Sunday, 10 January 2021

"Shuggie Bain" by Douglas Stuart


Written in the Glaswegian dialect, a realist and grimly authentic portrayal of the effects of alcoholism on a family living on the breadline.

It is an episodic narrative, told in the past tense, framed by a day in the life of Shuggie, a fifteen year old boy living on his own in a bedsit in Glasgow in 1992. It then flashes back to 1981 after which it gives a chronological account of episodes in Shuggie's life. The perspective jumps between the PoV's of Shuggie and other members of his family: his father Shug, his mother Agnes, his sister Catherine and his brother Leek. 

Shuggie is the eponymous hero and this is his bildungsroman but in many way the principal character is Agnes; the story chronicles her descent into alcoholism and its consequences. She's a beautiful woman who, when sober, attempts to maintain standards of beauty and good manners but is haunted by missed opportunities and what might have been. Sadness, and anger, leads to her drinking.

Shuggie is an infant at the start of the chronological narrative; his childhood is almost entirely blighted first by his mother's drinking and secondly because he is "no quite right", not a "normal" boy but a "wee poofter". He is bullied unmercifully at school and on the housing estate where he lives.

His older half-brother Leek is another tragic character, a hugely talented artist with an unconditional place at art school which he cannot accept because he can't abandon his alcoholic mother. In his eyes, especially after his older sister has escaped through marriage and emigration, he is the carer, crying after a particularly awful incident: "It's too much, Mammy. I can't be the one to save everybody all the time." (Ch 24) I spent a lot of the time fearing for Leek (because of the frame narrative the reader knows from the start that Shuggie will at least survive the story). 

The writing is wonderful. The verisimilitude is such that it is almost memoir: there were echoes of Frank McCourt's Angela's Ashes. The dialect reminds me of the best of Irving Welsh (although his books, such as Ecstasy and Train Spotting are set in Edinburgh rather than Glasgow which anyone but a Sassenach like me can probably distinguish as distinct dialects). Shuggy's bowel problem is like that of Vernon God Little, another Booker Prize winner. 

Selected quotes:

  • "On particularly low days he folded all types of his bodily discharge into the taramasalata. He sold an uncanny amount of that bourgeois shite." (Ch 1)
  • Pushing the metal through the bumpy pink flesh was the easy part; the difficult part was resisting the urge to do the same to the customers.” (Ch 1)
  • The littered promises of better things.” (Ch 2)
  • "A life bought on tick, with nothing that ever felt owned outright." (Ch 2)
  • "He was a selfish animal, she knew that now, in a dirty, sexual way that aroused her against her better nature." (Ch 2)

========================================

* **EXERCISE REQUIREMENTS**:
• 1. In the Shuggie Bain review, where and in what year is the frame narrative set?
• 2. Using the Shuggie Bain review, explain why the reviewer spent much of the book fearing for Leek and not for Shuggie.
• 3. Carry on the Shuggie Bain review from its last line.

* **PROVIDED MATERIAL**:
========================================

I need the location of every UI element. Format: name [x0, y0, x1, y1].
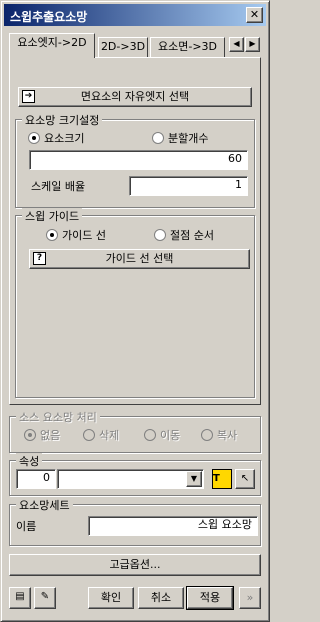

========================================

* **ANSWERS TO EACH TASK**:
• 1. In a bedsit in Glasgow in 1992, where fifteen-year-old Shuggie lives on his own.

• 2. The frame narrative shows the reader from the start that Shuggie will at least survive the story. Leek's fate is left open.

• 3.
  • Leek was a quiet soul, given to watching from the edges, capable of disappearing even when someone was talking to him.” (Ch 2)
  • Seeing the lights of Glasgow, he relaxed back into the seat, and for the first time that day his shoulders fell from around his ears.” (Ch 3)
  • Rain was the natural state of Glasgow. It kept the grass green and the people pale and bronchial.” (Ch 3)
  • "He watched them rub their pink arms in the cold night air and shelf their tits over tight-folded arms." (Ch 3)
  • "He was golden, though in reality, he was more of a dewy, translucent pink." (Ch 4)
  • "His sweaty shenanigans had been separated from his family by a few feet of council-grade concrete." (Ch 6)
  • "By the time the hackney had turned on the Pit Road, her children were in the hallway and Agnes, sparkling and fluffy, was lying like a party dress that had been dropped on the floor." (Ch 8)
  • "It's got peas in it," said Leek, a little hurt that his fifteen-year war against green vegetables went unnoticed." (Ch 8)
  • She had loved him, and he needed to break her completely to leave her for good. ... It wouldn't do to leave pieces of her for another man to collect and repair later.” (Ch 8)
  • "The nights were gathering in again. The street lights were on, and a gang of collarless dogs wandered from stank to stank, sniffing the rotten drains. One pissed, and the others took their turns and marked the same spot." (Ch 9) A super metaphor for the humans who live in the god-forsaken mining town whose pit has closed.
  • "Thirty-eight pounds a week was meant to keep and feed them all. It made mothers stand in the little shop and look at pint cartons of milk like they were a luxury." (Ch 10)
  • "The women behind her did sums out loud, their lips moving as they counted, adding bread to oven chips to cigarettes and then, defeated, putting the bread quietly back on the shelf." (Ch 10) Later Agnes does the same, putting the food back and keeping her cans of lager.
  • He had grown taller but he had also sunk somehow, like bread dough stretched much too thin. ... He had slid deeper into himself and become more watchful and guarded.” (Ch 12)
  • "'You should watch how you walk. Try not to be so swishy. It only puts a target on your back.' Leek made a great pantomime of walking like Shuggie. His feet were pointed neatly outwards, his hips dipped and rolled, and the arms swung by his side like there was no solid bone in them. 'Don't cross your legs when you walk. Try and make room for your cock.' Leek grabbed at the bulge in the front of his corduroy and strode back and forth in a half strut, half lazy amble." (Ch 13)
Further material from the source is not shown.